DIRECTIONS: Output every line below without omitting or altering anything.

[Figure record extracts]

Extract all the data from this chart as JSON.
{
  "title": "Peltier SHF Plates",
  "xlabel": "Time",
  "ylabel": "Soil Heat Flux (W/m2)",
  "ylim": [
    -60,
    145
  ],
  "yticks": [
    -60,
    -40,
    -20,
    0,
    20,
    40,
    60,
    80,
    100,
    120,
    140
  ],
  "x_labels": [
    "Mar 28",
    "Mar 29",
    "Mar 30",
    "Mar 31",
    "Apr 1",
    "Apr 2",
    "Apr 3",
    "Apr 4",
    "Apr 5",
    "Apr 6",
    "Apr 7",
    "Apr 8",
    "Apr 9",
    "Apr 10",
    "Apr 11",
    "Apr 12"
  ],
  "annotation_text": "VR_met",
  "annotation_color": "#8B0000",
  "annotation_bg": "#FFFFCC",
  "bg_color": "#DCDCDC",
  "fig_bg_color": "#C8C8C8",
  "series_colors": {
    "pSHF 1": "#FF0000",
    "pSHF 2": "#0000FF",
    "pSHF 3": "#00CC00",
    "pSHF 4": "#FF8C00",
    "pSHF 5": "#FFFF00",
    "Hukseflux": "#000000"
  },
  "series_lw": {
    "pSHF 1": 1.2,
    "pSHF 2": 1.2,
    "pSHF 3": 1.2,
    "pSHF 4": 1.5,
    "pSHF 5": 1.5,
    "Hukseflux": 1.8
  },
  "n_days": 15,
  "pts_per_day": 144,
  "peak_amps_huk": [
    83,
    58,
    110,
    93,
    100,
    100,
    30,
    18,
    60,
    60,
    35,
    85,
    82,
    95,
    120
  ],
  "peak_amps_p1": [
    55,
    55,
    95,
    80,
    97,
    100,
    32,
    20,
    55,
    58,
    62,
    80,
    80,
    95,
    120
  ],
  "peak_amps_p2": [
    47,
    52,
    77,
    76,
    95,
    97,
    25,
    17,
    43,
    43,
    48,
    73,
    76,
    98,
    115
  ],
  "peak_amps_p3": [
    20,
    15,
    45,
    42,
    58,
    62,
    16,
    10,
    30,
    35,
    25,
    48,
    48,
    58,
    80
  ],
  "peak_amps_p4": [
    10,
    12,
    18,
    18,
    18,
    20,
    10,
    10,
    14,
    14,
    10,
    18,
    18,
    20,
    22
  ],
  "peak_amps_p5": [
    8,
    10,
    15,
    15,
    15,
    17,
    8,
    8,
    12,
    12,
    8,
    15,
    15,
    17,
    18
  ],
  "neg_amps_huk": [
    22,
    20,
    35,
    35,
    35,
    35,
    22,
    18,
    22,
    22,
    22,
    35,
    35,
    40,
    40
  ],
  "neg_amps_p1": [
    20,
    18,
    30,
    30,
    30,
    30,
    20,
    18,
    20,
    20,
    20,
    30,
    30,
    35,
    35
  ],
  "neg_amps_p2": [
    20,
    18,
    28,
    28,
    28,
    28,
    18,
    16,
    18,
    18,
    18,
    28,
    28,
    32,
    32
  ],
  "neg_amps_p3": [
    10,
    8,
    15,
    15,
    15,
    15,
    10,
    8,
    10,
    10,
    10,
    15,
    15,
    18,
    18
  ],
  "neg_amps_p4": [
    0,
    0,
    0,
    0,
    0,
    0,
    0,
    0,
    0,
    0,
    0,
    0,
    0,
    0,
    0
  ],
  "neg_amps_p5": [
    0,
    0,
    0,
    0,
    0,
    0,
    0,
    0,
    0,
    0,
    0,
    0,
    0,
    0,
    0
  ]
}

TASK OUTPUT:
Extract all the data from this chart as JSON.
{
  "title": "Peltier SHF Plates",
  "xlabel": "Time",
  "ylabel": "Soil Heat Flux (W/m2)",
  "ylim": [
    -60,
    145
  ],
  "yticks": [
    -60,
    -40,
    -20,
    0,
    20,
    40,
    60,
    80,
    100,
    120,
    140
  ],
  "x_labels": [
    "Mar 28",
    "Mar 29",
    "Mar 30",
    "Mar 31",
    "Apr 1",
    "Apr 2",
    "Apr 3",
    "Apr 4",
    "Apr 5",
    "Apr 6",
    "Apr 7",
    "Apr 8",
    "Apr 9",
    "Apr 10",
    "Apr 11",
    "Apr 12"
  ],
  "annotation_text": "VR_met",
  "annotation_color": "#8B0000",
  "annotation_bg": "#FFFFCC",
  "bg_color": "#DCDCDC",
  "fig_bg_color": "#C8C8C8",
  "series_colors": {
    "pSHF 1": "#FF0000",
    "pSHF 2": "#0000FF",
    "pSHF 3": "#00CC00",
    "pSHF 4": "#FF8C00",
    "pSHF 5": "#FFFF00",
    "Hukseflux": "#000000"
  },
  "series_lw": {
    "pSHF 1": 1.2,
    "pSHF 2": 1.2,
    "pSHF 3": 1.2,
    "pSHF 4": 1.5,
    "pSHF 5": 1.5,
    "Hukseflux": 1.8
  },
  "n_days": 15,
  "pts_per_day": 144,
  "peak_amps_huk": [
    83,
    58,
    110,
    93,
    100,
    100,
    30,
    18,
    60,
    60,
    35,
    85,
    82,
    95,
    120
  ],
  "peak_amps_p1": [
    55,
    55,
    95,
    80,
    97,
    100,
    32,
    20,
    55,
    58,
    62,
    80,
    80,
    95,
    120
  ],
  "peak_amps_p2": [
    47,
    52,
    77,
    76,
    95,
    97,
    25,
    17,
    43,
    43,
    48,
    73,
    76,
    98,
    115
  ],
  "peak_amps_p3": [
    20,
    15,
    45,
    42,
    58,
    62,
    16,
    10,
    30,
    35,
    25,
    48,
    48,
    58,
    80
  ],
  "peak_amps_p4": [
    10,
    12,
    18,
    18,
    18,
    20,
    10,
    10,
    14,
    14,
    10,
    18,
    18,
    20,
    22
  ],
  "peak_amps_p5": [
    8,
    10,
    15,
    15,
    15,
    17,
    8,
    8,
    12,
    12,
    8,
    15,
    15,
    17,
    18
  ],
  "neg_amps_huk": [
    22,
    20,
    35,
    35,
    35,
    35,
    22,
    18,
    22,
    22,
    22,
    35,
    35,
    40,
    40
  ],
  "neg_amps_p1": [
    20,
    18,
    30,
    30,
    30,
    30,
    20,
    18,
    20,
    20,
    20,
    30,
    30,
    35,
    35
  ],
  "neg_amps_p2": [
    20,
    18,
    28,
    28,
    28,
    28,
    18,
    16,
    18,
    18,
    18,
    28,
    28,
    32,
    32
  ],
  "neg_amps_p3": [
    10,
    8,
    15,
    15,
    15,
    15,
    10,
    8,
    10,
    10,
    10,
    15,
    15,
    18,
    18
  ],
  "neg_amps_p4": [
    0,
    0,
    0,
    0,
    0,
    0,
    0,
    0,
    0,
    0,
    0,
    0,
    0,
    0,
    0
  ],
  "neg_amps_p5": [
    0,
    0,
    0,
    0,
    0,
    0,
    0,
    0,
    0,
    0,
    0,
    0,
    0,
    0,
    0
  ]
}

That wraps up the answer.